__Data records__
____
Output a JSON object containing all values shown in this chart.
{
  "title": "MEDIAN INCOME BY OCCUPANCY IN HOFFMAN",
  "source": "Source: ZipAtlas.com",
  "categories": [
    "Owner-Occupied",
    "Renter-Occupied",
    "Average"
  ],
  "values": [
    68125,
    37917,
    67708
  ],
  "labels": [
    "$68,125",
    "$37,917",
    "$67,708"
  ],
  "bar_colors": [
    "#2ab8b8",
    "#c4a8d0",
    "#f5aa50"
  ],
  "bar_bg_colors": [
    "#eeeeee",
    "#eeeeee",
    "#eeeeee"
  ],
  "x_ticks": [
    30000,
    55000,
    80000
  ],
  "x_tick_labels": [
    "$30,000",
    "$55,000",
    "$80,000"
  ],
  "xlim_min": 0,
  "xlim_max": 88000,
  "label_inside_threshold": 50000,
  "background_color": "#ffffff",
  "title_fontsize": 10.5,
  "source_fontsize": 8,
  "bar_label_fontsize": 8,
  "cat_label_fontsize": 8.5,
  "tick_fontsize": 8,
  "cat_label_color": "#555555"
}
____
__Exercise objective__
Every entry in the listing must be retyped exactly.

__Solution to this task__
Output a JSON object containing all values shown in this chart.
{
  "title": "MEDIAN INCOME BY OCCUPANCY IN HOFFMAN",
  "source": "Source: ZipAtlas.com",
  "categories": [
    "Owner-Occupied",
    "Renter-Occupied",
    "Average"
  ],
  "values": [
    68125,
    37917,
    67708
  ],
  "labels": [
    "$68,125",
    "$37,917",
    "$67,708"
  ],
  "bar_colors": [
    "#2ab8b8",
    "#c4a8d0",
    "#f5aa50"
  ],
  "bar_bg_colors": [
    "#eeeeee",
    "#eeeeee",
    "#eeeeee"
  ],
  "x_ticks": [
    30000,
    55000,
    80000
  ],
  "x_tick_labels": [
    "$30,000",
    "$55,000",
    "$80,000"
  ],
  "xlim_min": 0,
  "xlim_max": 88000,
  "label_inside_threshold": 50000,
  "background_color": "#ffffff",
  "title_fontsize": 10.5,
  "source_fontsize": 8,
  "bar_label_fontsize": 8,
  "cat_label_fontsize": 8.5,
  "tick_fontsize": 8,
  "cat_label_color": "#555555"
}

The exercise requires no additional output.